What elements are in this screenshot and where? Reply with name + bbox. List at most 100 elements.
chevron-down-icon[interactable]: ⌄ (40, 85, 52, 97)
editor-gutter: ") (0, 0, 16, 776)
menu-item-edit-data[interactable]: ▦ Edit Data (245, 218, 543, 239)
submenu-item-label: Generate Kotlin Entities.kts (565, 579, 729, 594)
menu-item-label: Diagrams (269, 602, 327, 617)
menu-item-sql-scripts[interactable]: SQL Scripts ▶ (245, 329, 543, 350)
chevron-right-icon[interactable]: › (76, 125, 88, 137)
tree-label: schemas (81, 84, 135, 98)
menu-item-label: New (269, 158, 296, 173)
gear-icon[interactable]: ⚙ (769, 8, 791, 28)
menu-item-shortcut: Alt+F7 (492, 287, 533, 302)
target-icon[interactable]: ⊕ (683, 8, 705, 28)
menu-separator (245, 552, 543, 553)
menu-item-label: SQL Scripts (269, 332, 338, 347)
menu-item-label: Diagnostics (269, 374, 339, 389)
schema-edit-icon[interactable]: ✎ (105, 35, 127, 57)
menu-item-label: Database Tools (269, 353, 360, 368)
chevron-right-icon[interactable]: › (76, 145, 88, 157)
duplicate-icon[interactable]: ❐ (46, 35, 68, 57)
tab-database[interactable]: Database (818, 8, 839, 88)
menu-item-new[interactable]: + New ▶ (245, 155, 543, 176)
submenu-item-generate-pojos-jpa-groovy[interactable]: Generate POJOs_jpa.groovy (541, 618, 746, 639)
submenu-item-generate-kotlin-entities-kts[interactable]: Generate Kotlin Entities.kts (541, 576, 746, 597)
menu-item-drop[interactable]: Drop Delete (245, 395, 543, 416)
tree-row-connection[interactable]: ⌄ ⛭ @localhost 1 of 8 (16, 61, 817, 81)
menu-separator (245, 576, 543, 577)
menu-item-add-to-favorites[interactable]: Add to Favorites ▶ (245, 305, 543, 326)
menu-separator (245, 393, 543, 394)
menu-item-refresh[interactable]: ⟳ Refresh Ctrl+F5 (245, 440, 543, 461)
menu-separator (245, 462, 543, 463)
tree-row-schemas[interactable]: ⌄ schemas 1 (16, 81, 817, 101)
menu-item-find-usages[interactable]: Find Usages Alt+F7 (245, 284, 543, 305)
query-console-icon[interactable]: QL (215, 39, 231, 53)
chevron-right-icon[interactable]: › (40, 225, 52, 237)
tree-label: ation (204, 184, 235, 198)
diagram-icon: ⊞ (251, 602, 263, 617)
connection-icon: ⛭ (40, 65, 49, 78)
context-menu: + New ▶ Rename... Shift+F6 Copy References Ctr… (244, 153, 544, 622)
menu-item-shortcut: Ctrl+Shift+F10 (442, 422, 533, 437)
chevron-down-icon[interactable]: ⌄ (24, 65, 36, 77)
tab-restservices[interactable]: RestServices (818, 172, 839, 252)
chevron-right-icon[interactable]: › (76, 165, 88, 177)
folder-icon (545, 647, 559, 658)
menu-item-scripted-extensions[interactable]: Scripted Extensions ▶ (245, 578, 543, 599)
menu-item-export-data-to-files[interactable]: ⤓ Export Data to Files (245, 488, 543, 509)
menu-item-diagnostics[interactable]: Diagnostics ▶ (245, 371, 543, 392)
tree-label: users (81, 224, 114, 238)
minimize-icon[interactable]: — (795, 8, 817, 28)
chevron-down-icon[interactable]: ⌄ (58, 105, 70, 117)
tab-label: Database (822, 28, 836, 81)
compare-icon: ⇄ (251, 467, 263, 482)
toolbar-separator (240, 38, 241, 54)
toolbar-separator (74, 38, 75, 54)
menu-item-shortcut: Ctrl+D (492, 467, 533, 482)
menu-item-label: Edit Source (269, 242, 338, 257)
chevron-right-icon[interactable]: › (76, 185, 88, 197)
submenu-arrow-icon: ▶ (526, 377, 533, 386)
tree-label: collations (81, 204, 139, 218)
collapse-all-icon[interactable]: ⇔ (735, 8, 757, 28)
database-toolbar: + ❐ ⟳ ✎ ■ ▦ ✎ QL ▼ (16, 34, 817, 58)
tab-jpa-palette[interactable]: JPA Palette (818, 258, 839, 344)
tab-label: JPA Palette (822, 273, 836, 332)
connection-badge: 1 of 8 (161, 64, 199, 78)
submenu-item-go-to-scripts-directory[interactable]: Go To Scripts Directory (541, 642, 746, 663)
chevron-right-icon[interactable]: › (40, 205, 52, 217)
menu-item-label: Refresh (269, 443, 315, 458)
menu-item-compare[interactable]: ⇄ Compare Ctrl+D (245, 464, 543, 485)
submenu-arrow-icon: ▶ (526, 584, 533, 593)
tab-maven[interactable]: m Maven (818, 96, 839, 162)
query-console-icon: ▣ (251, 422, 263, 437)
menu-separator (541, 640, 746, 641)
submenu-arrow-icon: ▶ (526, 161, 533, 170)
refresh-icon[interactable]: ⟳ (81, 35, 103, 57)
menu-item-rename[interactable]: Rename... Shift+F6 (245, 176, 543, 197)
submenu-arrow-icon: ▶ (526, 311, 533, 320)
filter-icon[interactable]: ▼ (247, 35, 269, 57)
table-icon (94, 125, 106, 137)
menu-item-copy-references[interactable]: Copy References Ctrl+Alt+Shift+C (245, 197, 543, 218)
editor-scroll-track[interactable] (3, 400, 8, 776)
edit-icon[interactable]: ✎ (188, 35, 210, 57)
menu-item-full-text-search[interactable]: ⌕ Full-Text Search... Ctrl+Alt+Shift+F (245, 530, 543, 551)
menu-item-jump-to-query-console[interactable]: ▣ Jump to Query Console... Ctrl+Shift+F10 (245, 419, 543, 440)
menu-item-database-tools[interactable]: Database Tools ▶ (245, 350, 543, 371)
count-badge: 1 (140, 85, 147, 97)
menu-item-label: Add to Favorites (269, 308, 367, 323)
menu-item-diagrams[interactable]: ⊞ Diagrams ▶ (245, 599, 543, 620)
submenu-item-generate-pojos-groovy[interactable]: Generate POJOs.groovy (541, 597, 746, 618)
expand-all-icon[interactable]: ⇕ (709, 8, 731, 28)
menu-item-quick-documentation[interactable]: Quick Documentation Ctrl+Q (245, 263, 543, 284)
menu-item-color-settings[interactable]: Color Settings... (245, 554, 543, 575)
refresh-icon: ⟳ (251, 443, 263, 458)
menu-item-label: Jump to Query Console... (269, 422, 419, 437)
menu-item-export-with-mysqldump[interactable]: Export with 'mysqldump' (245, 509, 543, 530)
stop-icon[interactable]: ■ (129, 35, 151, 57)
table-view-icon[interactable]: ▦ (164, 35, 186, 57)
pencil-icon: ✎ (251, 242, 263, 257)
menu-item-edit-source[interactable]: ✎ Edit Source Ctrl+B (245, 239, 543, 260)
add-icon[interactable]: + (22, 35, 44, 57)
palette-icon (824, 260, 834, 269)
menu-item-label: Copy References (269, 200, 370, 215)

• [What to do]
Rewrite every line of the records above as a numbered list, leaving out any blank lines.

• [Response below]
1. What elements are in this screenshot and where? Reply with name + bbox. List at most 100 elements.
2. chevron-down-icon[interactable]: ⌄ (40, 85, 52, 97)
3. editor-gutter: ") (0, 0, 16, 776)
4. menu-item-edit-data[interactable]: ▦ Edit Data (245, 218, 543, 239)
5. submenu-item-label: Generate Kotlin Entities.kts (565, 579, 729, 594)
6. menu-item-label: Diagrams (269, 602, 327, 617)
7. menu-item-sql-scripts[interactable]: SQL Scripts ▶ (245, 329, 543, 350)
8. chevron-right-icon[interactable]: › (76, 125, 88, 137)
9. tree-label: schemas (81, 84, 135, 98)
10. menu-item-label: New (269, 158, 296, 173)
11. gear-icon[interactable]: ⚙ (769, 8, 791, 28)
12. menu-item-shortcut: Alt+F7 (492, 287, 533, 302)
13. target-icon[interactable]: ⊕ (683, 8, 705, 28)
14. menu-separator (245, 552, 543, 553)
15. menu-item-label: SQL Scripts (269, 332, 338, 347)
16. menu-item-label: Diagnostics (269, 374, 339, 389)
17. schema-edit-icon[interactable]: ✎ (105, 35, 127, 57)
18. menu-item-label: Database Tools (269, 353, 360, 368)
19. chevron-right-icon[interactable]: › (76, 145, 88, 157)
20. duplicate-icon[interactable]: ❐ (46, 35, 68, 57)
21. tab-database[interactable]: Database (818, 8, 839, 88)
22. menu-item-new[interactable]: + New ▶ (245, 155, 543, 176)
23. submenu-item-generate-pojos-jpa-groovy[interactable]: Generate POJOs_jpa.groovy (541, 618, 746, 639)
24. submenu-item-generate-kotlin-entities-kts[interactable]: Generate Kotlin Entities.kts (541, 576, 746, 597)
25. menu-item-drop[interactable]: Drop Delete (245, 395, 543, 416)
26. tree-row-connection[interactable]: ⌄ ⛭ @localhost 1 of 8 (16, 61, 817, 81)
27. menu-separator (245, 576, 543, 577)
28. menu-item-add-to-favorites[interactable]: Add to Favorites ▶ (245, 305, 543, 326)
29. menu-separator (245, 393, 543, 394)
30. menu-item-refresh[interactable]: ⟳ Refresh Ctrl+F5 (245, 440, 543, 461)
31. menu-separator (245, 462, 543, 463)
32. tree-row-schemas[interactable]: ⌄ schemas 1 (16, 81, 817, 101)
33. menu-item-find-usages[interactable]: Find Usages Alt+F7 (245, 284, 543, 305)
34. query-console-icon[interactable]: QL (215, 39, 231, 53)
35. chevron-right-icon[interactable]: › (40, 225, 52, 237)
36. tree-label: ation (204, 184, 235, 198)
37. diagram-icon: ⊞ (251, 602, 263, 617)
38. connection-icon: ⛭ (40, 65, 49, 78)
39. context-menu: + New ▶ Rename... Shift+F6 Copy References Ctr… (244, 153, 544, 622)
40. menu-item-shortcut: Ctrl+Shift+F10 (442, 422, 533, 437)
41. chevron-down-icon[interactable]: ⌄ (24, 65, 36, 77)
42. tab-restservices[interactable]: RestServices (818, 172, 839, 252)
43. chevron-right-icon[interactable]: › (76, 165, 88, 177)
44. folder-icon (545, 647, 559, 658)
45. menu-item-scripted-extensions[interactable]: Scripted Extensions ▶ (245, 578, 543, 599)
46. menu-item-export-data-to-files[interactable]: ⤓ Export Data to Files (245, 488, 543, 509)
47. menu-item-diagnostics[interactable]: Diagnostics ▶ (245, 371, 543, 392)
48. tree-label: users (81, 224, 114, 238)
49. minimize-icon[interactable]: — (795, 8, 817, 28)
50. chevron-down-icon[interactable]: ⌄ (58, 105, 70, 117)
51. tab-label: Database (822, 28, 836, 81)
52. compare-icon: ⇄ (251, 467, 263, 482)
53. toolbar-separator (240, 38, 241, 54)
54. toolbar-separator (74, 38, 75, 54)
55. menu-item-shortcut: Ctrl+D (492, 467, 533, 482)
56. menu-item-label: Edit Source (269, 242, 338, 257)
57. chevron-right-icon[interactable]: › (76, 185, 88, 197)
58. submenu-arrow-icon: ▶ (526, 377, 533, 386)
59. tree-label: collations (81, 204, 139, 218)
60. collapse-all-icon[interactable]: ⇔ (735, 8, 757, 28)
61. database-toolbar: + ❐ ⟳ ✎ ■ ▦ ✎ QL ▼ (16, 34, 817, 58)
62. tab-jpa-palette[interactable]: JPA Palette (818, 258, 839, 344)
63. tab-label: JPA Palette (822, 273, 836, 332)
64. connection-badge: 1 of 8 (161, 64, 199, 78)
65. submenu-item-go-to-scripts-directory[interactable]: Go To Scripts Directory (541, 642, 746, 663)
66. chevron-right-icon[interactable]: › (40, 205, 52, 217)
67. menu-item-label: Refresh (269, 443, 315, 458)
68. menu-item-compare[interactable]: ⇄ Compare Ctrl+D (245, 464, 543, 485)
69. submenu-arrow-icon: ▶ (526, 584, 533, 593)
70. tab-maven[interactable]: m Maven (818, 96, 839, 162)
71. query-console-icon: ▣ (251, 422, 263, 437)
72. menu-separator (541, 640, 746, 641)
73. submenu-arrow-icon: ▶ (526, 161, 533, 170)
74. refresh-icon[interactable]: ⟳ (81, 35, 103, 57)
75. menu-item-rename[interactable]: Rename... Shift+F6 (245, 176, 543, 197)
76. submenu-arrow-icon: ▶ (526, 311, 533, 320)
77. filter-icon[interactable]: ▼ (247, 35, 269, 57)
78. table-icon (94, 125, 106, 137)
79. menu-item-copy-references[interactable]: Copy References Ctrl+Alt+Shift+C (245, 197, 543, 218)
80. editor-scroll-track[interactable] (3, 400, 8, 776)
81. edit-icon[interactable]: ✎ (188, 35, 210, 57)
82. menu-item-full-text-search[interactable]: ⌕ Full-Text Search... Ctrl+Alt+Shift+F (245, 530, 543, 551)
83. menu-item-jump-to-query-console[interactable]: ▣ Jump to Query Console... Ctrl+Shift+F10 (245, 419, 543, 440)
84. menu-item-database-tools[interactable]: Database Tools ▶ (245, 350, 543, 371)
85. count-badge: 1 (140, 85, 147, 97)
86. menu-item-label: Add to Favorites (269, 308, 367, 323)
87. menu-item-diagrams[interactable]: ⊞ Diagrams ▶ (245, 599, 543, 620)
88. submenu-item-generate-pojos-groovy[interactable]: Generate POJOs.groovy (541, 597, 746, 618)
89. expand-all-icon[interactable]: ⇕ (709, 8, 731, 28)
90. menu-item-quick-documentation[interactable]: Quick Documentation Ctrl+Q (245, 263, 543, 284)
91. menu-item-color-settings[interactable]: Color Settings... (245, 554, 543, 575)
92. refresh-icon: ⟳ (251, 443, 263, 458)
93. menu-item-label: Jump to Query Console... (269, 422, 419, 437)
94. menu-item-export-with-mysqldump[interactable]: Export with 'mysqldump' (245, 509, 543, 530)
95. stop-icon[interactable]: ■ (129, 35, 151, 57)
96. table-view-icon[interactable]: ▦ (164, 35, 186, 57)
97. pencil-icon: ✎ (251, 242, 263, 257)
98. menu-item-edit-source[interactable]: ✎ Edit Source Ctrl+B (245, 239, 543, 260)
99. add-icon[interactable]: + (22, 35, 44, 57)
100. palette-icon (824, 260, 834, 269)
101. menu-item-label: Copy References (269, 200, 370, 215)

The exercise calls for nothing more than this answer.